**Task:** Copy each line that has the string "bearing" somewhere in it.

# START OF Input records

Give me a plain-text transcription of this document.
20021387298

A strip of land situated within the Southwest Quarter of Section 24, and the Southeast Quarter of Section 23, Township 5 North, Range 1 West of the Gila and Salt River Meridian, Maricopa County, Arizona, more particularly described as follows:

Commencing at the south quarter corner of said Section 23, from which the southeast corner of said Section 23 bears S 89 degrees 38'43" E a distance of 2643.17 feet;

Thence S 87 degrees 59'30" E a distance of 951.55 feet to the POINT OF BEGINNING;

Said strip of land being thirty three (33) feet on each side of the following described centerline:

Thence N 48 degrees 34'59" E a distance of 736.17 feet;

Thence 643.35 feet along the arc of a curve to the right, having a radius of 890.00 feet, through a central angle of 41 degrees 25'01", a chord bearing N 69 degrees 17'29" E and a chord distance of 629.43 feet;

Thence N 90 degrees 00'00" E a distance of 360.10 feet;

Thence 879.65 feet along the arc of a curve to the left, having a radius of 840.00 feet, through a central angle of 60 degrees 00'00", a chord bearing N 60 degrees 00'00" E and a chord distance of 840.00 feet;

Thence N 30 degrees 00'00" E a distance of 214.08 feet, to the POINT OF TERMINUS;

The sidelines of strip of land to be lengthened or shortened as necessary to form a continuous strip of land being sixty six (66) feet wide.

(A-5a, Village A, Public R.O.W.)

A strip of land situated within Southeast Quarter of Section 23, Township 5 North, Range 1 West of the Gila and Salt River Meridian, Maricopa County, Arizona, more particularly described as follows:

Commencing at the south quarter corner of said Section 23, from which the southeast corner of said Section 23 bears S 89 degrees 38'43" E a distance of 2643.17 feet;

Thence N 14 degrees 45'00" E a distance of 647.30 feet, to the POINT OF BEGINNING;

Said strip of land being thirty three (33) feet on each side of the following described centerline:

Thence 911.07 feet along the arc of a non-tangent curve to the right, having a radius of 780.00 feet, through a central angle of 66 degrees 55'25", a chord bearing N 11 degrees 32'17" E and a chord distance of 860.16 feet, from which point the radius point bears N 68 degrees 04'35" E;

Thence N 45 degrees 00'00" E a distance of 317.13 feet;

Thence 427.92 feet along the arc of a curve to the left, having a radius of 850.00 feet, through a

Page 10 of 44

# END OF Input records

**Solution to this problem:**
Thence 643.35 feet along the arc of a curve to the right, having a radius of 890.00 feet, through a central angle of 41 degrees 25'01", a chord bearing N 69 degrees 17'29" E and a chord distance of 629.43 feet;
Thence 879.65 feet along the arc of a curve to the left, having a radius of 840.00 feet, through a central angle of 60 degrees 00'00", a chord bearing N 60 degrees 00'00" E and a chord distance of 840.00 feet;
Thence 911.07 feet along the arc of a non-tangent curve to the right, having a radius of 780.00 feet, through a central angle of 66 degrees 55'25", a chord bearing N 11 degrees 32'17" E and a chord distance of 860.16 feet, from which point the radius point bears N 68 degrees 04'35" E;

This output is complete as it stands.